→ Given passage
As your company grows, calculating the monetary worth of your business helps towards creating strategies based on a deeper understanding of one’s standing in the market as well as future sales prospects. Be it with the intention of selling your operations tomorrow, or just to figure out your position amidst your competition, knowing the value of your business helps. For this, several business valuation methods are in place, each designed to help you calculate the worth of your business or company.
One may need such a fiscal calculation for various reasons. This includes the sale of the business, partnership formations (including new inductions and withdrawals), and even the divorce proceedings.
For instance, you may find yourself in a partnership where one of the partners wishes to withdraw their shares. In such a case, you would need to know the current value of your entire operation to calculate what the business owes to the outgoing partner. Similarly, if a new partner is introduced, the value of the business would need to be taken into account when deciding the terms, conditions as well as the capital investment demands.
An accurately calculated business valuation report always comes in handy. These results can help in negotiating deals with the suppliers and lenders, giving you a true picture of what leverage you hold in the market.
A Business Valuation is a process of calculating the economic worth of your business. Depending on the nature of the business and its requirements, this monetary worth can be calculated in three different ways.
The results of these approaches can be vastly different from each other. Each method is meant to cater to a specific set of conditions. Therefore, it is imperative to fully understand your situation and the needs of your business.
The three methods of business valuation are:
As the name suggests, this business valuation formula relies on the assessment of the value of the business’ assets. In other terms, it calculates how much investment the business currently holds. This can be performed in two ways.
In the first method, called the “Going concern asset-based method,” evaluators will work out the net value of the business assets on the balance sheet, and subtract it by all the liabilities the business holds.
Taking an entirely different approach, the other method determines the amount of net cash a business would receive if all its assets were sold off, and all its liabilities cleared. This is called the “Liquidation asset-based approach.”

→ Brief
Write out the passage on business valuation word for word, in full.

(Document structure recognition lines)

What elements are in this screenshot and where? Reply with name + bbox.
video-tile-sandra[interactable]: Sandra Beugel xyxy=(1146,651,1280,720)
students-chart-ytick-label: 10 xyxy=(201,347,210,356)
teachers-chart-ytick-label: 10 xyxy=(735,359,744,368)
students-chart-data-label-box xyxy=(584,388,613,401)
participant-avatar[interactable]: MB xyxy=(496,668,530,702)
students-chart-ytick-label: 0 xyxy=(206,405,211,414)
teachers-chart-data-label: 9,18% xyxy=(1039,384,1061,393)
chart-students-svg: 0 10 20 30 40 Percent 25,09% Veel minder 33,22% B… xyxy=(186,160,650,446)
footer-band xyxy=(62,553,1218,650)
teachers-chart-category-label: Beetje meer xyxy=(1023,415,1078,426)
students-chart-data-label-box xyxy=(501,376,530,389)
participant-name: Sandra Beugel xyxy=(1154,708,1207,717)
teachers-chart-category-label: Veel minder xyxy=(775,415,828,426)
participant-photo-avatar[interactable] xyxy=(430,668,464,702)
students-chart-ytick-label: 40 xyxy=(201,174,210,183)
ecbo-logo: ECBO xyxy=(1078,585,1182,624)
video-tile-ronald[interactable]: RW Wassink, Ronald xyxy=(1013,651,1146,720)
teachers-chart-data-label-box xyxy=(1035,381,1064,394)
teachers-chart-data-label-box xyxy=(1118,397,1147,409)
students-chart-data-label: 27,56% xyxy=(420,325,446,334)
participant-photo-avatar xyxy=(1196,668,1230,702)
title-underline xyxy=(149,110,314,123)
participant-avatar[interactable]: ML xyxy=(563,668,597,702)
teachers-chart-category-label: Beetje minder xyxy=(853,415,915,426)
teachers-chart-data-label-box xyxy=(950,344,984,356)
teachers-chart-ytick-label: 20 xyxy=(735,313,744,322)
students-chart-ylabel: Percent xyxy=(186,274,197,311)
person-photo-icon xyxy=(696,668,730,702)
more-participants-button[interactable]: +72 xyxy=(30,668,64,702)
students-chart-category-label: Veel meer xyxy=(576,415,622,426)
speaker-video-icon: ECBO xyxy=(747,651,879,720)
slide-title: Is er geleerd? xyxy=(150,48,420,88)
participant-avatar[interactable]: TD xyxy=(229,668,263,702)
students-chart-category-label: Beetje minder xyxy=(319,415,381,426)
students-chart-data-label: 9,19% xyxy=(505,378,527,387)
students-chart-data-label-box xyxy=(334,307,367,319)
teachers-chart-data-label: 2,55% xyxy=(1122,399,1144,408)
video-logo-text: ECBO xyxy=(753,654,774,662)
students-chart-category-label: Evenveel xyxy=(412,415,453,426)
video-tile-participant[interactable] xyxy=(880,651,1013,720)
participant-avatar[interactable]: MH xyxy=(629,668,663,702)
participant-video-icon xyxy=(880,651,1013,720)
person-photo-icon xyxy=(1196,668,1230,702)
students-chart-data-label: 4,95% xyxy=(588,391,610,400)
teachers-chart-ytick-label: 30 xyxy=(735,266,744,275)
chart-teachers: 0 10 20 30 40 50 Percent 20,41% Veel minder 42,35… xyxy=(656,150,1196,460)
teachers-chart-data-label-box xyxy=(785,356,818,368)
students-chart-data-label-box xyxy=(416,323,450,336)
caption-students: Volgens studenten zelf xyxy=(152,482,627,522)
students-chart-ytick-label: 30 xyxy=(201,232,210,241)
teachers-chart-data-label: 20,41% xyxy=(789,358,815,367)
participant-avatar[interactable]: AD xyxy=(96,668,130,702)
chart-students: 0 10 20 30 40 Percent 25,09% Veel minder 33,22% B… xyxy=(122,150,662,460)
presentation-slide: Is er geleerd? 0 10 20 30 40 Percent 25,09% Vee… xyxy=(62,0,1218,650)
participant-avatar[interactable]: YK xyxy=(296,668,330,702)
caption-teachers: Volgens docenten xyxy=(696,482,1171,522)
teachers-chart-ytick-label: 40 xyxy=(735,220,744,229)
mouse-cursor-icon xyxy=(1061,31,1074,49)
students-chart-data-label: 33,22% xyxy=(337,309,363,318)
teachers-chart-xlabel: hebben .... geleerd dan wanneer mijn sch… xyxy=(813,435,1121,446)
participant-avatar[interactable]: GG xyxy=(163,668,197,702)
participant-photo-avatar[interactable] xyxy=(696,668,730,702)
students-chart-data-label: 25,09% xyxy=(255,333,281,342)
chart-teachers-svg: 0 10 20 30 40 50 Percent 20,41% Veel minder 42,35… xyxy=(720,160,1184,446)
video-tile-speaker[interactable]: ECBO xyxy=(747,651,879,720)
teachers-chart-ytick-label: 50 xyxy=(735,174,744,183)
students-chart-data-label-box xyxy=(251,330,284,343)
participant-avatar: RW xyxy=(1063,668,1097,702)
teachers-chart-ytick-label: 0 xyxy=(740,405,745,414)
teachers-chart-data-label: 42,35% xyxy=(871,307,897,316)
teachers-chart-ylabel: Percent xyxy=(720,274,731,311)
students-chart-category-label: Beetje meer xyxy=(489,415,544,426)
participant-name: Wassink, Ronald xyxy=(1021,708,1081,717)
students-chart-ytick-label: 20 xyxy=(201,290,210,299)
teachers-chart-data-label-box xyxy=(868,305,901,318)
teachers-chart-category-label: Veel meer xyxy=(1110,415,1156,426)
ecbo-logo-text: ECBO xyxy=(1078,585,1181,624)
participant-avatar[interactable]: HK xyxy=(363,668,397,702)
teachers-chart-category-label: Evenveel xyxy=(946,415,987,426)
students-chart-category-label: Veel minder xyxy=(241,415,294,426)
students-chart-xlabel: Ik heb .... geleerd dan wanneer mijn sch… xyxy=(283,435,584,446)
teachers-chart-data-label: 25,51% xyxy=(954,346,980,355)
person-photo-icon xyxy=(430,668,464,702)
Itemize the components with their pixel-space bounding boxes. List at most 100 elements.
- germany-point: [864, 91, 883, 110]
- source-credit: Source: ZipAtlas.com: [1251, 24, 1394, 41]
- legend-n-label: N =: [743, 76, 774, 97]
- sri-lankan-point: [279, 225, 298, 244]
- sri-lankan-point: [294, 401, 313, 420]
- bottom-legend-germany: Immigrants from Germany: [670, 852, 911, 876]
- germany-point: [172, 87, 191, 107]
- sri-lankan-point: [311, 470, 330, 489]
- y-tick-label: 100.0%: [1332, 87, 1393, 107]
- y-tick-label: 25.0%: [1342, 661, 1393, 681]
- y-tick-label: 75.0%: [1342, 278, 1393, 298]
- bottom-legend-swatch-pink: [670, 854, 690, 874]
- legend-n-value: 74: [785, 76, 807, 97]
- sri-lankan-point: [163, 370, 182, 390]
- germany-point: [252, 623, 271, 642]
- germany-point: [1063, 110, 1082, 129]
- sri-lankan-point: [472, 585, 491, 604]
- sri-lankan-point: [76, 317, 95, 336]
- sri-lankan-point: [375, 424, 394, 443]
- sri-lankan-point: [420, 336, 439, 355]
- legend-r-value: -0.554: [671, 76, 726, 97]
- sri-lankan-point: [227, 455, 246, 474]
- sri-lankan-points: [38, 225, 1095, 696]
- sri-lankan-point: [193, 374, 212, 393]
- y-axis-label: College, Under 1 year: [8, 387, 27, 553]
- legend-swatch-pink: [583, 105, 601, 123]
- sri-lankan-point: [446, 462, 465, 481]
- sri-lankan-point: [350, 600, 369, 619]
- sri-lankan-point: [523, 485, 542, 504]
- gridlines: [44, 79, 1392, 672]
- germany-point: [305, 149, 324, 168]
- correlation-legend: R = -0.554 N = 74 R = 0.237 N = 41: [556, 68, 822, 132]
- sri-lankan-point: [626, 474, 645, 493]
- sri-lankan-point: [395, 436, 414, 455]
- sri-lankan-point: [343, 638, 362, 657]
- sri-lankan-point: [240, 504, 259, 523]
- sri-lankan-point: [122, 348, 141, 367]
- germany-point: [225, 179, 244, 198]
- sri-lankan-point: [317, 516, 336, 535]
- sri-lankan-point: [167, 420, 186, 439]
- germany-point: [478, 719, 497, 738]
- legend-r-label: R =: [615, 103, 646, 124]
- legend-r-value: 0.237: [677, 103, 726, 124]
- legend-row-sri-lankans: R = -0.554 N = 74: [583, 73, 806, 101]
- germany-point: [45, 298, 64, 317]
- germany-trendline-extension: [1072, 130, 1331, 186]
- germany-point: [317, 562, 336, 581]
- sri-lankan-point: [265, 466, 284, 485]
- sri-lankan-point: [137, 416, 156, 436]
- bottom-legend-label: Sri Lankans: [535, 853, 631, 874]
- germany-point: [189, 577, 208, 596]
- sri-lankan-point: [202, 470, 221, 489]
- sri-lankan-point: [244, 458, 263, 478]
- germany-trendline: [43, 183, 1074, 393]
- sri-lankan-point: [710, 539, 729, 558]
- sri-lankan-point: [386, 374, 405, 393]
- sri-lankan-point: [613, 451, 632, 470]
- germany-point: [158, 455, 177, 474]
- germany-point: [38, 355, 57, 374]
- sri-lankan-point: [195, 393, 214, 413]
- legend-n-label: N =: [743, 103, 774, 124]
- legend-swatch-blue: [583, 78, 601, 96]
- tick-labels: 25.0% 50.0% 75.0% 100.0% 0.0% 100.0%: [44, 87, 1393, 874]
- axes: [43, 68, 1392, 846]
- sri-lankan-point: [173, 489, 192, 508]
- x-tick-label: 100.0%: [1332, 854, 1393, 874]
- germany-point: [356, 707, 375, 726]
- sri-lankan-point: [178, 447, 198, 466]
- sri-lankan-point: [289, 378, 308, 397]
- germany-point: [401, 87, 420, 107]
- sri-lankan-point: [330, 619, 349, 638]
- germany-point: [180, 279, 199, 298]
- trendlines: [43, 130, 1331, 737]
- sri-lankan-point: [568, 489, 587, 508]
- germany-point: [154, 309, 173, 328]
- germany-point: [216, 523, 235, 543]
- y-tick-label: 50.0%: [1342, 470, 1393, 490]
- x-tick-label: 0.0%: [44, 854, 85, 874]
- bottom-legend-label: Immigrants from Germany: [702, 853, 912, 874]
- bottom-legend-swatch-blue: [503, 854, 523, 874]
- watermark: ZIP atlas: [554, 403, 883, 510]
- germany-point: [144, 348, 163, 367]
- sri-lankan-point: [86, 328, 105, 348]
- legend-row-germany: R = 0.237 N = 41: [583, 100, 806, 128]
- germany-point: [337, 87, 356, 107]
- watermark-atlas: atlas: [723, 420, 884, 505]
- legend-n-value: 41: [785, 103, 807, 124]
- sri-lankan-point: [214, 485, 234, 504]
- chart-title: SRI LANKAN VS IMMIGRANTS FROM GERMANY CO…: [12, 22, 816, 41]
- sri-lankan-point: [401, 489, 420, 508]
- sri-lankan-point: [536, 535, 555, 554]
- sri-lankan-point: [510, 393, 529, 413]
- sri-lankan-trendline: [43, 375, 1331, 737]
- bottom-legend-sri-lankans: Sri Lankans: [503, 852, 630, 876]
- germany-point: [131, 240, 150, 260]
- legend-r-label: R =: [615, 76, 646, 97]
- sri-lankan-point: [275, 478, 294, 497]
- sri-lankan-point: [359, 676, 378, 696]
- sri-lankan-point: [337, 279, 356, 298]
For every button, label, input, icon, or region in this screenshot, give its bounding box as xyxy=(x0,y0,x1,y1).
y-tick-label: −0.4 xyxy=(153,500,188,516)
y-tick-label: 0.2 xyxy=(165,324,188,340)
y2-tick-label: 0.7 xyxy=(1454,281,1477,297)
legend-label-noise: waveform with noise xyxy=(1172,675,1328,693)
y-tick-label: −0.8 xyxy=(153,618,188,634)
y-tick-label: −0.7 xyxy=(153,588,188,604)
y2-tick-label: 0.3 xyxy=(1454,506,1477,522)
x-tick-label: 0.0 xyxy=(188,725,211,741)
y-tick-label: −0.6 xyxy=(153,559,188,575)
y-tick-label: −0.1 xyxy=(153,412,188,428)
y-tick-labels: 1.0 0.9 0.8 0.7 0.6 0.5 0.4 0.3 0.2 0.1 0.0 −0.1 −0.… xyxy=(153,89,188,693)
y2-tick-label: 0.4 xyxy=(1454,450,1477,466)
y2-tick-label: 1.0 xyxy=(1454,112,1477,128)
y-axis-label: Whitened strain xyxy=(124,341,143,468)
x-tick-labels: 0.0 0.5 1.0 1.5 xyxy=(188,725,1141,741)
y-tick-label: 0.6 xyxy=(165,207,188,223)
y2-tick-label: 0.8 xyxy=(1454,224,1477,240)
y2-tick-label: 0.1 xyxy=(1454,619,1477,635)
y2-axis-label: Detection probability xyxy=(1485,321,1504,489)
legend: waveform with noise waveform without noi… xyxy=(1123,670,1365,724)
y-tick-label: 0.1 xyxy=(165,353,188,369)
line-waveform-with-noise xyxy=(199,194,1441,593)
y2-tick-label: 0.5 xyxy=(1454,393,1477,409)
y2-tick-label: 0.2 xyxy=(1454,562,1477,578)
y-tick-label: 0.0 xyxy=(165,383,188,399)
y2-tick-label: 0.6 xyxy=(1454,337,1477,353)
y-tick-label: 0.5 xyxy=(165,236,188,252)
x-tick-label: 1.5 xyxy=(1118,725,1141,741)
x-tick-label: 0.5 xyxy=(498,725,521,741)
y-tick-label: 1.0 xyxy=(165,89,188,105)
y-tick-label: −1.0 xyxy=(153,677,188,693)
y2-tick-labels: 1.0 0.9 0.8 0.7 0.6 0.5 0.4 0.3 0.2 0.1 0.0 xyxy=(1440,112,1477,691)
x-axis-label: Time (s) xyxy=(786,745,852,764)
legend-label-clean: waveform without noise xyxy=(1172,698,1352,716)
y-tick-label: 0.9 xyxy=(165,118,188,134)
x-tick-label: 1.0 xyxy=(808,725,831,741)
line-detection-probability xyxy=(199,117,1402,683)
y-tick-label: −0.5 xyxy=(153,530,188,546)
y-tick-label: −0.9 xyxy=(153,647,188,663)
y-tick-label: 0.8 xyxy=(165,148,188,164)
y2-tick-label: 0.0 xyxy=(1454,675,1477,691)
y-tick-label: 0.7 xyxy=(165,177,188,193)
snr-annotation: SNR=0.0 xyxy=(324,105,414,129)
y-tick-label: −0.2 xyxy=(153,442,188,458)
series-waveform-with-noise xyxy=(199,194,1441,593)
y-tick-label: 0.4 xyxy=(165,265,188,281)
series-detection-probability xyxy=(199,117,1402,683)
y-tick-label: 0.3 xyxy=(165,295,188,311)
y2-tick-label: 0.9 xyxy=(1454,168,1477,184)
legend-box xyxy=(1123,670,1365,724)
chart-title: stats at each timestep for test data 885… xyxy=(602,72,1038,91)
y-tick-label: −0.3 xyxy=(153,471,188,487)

→ Solution to this task
As your company grows, calculating the monetary worth of your business helps towards creating strategies based on a deeper understanding of one’s standing in the market as well as future sales prospects. Be it with the intention of selling your operations tomorrow, or just to figure out your position amidst your competition, knowing the value of your business helps. For this, several business valuation methods are in place, each designed to help you calculate the worth of your business or company.
One may need such a fiscal calculation for various reasons. This includes the sale of the business, partnership formations (including new inductions and withdrawals), and even the divorce proceedings.
For instance, you may find yourself in a partnership where one of the partners wishes to withdraw their shares. In such a case, you would need to know the current value of your entire operation to calculate what the business owes to the outgoing partner. Similarly, if a new partner is introduced, the value of the business would need to be taken into account when deciding the terms, conditions as well as the capital investment demands.
An accurately calculated business valuation report always comes in handy. These results can help in negotiating deals with the suppliers and lenders, giving you a true picture of what leverage you hold in the market.
A Business Valuation is a process of calculating the economic worth of your business. Depending on the nature of the business and its requirements, this monetary worth can be calculated in three different ways.
The results of these approaches can be vastly different from each other. Each method is meant to cater to a specific set of conditions. Therefore, it is imperative to fully understand your situation and the needs of your business.
The three methods of business valuation are:
As the name suggests, this business valuation formula relies on the assessment of the value of the business’ assets. In other terms, it calculates how much investment the business currently holds. This can be performed in two ways.
In the first method, called the “Going concern asset-based method,” evaluators will work out the net value of the business assets on the balance sheet, and subtract it by all the liabilities the business holds.
Taking an entirely different approach, the other method determines the amount of net cash a business would receive if all its assets were sold off, and all its liabilities cleared. This is called the “Liquidation asset-based approach.”